**Provided data**:
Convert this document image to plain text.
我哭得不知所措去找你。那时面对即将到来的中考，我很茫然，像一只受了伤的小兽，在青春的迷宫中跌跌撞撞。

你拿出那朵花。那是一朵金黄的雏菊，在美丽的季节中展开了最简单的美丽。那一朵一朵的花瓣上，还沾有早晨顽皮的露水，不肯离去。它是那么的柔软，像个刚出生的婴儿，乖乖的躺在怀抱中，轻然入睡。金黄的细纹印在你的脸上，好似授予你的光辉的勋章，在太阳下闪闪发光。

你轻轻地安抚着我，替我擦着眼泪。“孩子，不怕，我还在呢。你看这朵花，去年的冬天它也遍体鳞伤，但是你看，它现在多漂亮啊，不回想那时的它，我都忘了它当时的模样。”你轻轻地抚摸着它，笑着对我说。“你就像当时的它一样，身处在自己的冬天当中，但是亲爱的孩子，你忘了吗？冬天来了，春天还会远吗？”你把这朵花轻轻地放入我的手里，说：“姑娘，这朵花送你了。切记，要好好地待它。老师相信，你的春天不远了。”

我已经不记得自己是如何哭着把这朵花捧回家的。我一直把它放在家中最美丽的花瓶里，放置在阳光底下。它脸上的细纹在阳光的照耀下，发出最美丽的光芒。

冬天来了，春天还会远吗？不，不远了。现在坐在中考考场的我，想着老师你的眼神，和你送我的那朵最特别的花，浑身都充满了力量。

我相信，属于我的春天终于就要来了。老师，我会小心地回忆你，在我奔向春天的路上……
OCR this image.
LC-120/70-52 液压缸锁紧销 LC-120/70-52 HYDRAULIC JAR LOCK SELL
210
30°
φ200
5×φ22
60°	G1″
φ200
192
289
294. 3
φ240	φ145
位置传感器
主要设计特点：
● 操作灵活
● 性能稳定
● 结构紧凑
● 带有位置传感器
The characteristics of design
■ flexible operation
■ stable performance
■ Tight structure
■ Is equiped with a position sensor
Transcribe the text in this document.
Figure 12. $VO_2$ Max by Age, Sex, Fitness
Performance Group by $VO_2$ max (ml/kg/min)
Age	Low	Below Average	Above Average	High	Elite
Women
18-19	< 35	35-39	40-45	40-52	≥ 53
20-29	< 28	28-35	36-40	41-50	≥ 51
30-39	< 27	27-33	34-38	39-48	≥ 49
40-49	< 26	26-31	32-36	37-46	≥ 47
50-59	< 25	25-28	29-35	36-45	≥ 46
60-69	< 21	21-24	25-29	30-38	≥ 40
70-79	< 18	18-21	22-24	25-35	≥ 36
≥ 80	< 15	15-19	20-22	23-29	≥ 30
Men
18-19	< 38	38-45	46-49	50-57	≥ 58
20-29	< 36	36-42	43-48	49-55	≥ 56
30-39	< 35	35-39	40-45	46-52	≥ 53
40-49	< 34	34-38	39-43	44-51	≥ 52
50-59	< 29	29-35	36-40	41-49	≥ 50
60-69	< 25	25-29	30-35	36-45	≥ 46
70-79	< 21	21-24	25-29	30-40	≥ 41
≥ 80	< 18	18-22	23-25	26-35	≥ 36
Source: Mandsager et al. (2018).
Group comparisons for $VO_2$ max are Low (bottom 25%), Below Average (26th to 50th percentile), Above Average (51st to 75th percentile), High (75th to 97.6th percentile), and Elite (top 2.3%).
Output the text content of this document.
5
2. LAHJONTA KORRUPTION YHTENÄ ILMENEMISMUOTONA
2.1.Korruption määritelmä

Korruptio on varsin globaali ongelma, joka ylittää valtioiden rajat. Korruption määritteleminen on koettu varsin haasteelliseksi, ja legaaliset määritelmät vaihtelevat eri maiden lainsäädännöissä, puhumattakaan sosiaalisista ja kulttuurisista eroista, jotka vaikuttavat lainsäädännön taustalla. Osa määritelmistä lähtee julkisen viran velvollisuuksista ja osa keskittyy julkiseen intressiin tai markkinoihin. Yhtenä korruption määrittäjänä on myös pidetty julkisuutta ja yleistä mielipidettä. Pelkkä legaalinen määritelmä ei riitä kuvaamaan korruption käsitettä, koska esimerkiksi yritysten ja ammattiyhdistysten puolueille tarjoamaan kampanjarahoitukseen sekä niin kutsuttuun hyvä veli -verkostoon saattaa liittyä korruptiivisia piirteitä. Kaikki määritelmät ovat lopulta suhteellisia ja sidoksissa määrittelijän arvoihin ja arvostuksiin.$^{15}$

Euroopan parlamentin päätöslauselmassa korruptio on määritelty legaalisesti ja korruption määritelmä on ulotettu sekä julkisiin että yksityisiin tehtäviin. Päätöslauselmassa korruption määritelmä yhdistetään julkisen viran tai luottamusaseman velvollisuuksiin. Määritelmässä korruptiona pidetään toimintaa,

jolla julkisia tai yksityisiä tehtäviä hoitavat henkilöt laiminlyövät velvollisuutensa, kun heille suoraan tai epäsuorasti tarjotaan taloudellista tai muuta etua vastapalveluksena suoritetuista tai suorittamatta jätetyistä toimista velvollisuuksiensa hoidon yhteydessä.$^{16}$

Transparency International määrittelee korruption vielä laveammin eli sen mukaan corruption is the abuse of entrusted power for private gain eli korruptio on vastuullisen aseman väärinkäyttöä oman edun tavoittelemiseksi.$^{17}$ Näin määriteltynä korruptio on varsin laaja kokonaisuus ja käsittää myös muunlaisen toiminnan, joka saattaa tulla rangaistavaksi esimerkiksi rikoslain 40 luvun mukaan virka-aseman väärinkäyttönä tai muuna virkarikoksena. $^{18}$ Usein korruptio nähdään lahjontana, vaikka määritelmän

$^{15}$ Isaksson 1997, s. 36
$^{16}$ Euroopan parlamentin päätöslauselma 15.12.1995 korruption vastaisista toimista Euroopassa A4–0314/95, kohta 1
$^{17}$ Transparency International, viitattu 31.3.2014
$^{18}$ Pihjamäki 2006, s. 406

**What is needed**:
Where a line holds "冬天来了", copy it out.

**Full solution**:
你轻轻地安抚着我，替我擦着眼泪。“孩子，不怕，我还在呢。你看这朵花，去年的冬天它也遍体鳞伤，但是你看，它现在多漂亮啊，不回想那时的它，我都忘了它当时的模样。”你轻轻地抚摸着它，笑着对我说。“你就像当时的它一样，身处在自己的冬天当中，但是亲爱的孩子，你忘了吗？冬天来了，春天还会远吗？”你把这朵花轻轻地放入我的手里，说：“姑娘，这朵花送你了。切记，要好好地待它。老师相信，你的春天不远了。”
冬天来了，春天还会远吗？不，不远了。现在坐在中考考场的我，想着老师你的眼神，和你送我的那朵最特别的花，浑身都充满了力量。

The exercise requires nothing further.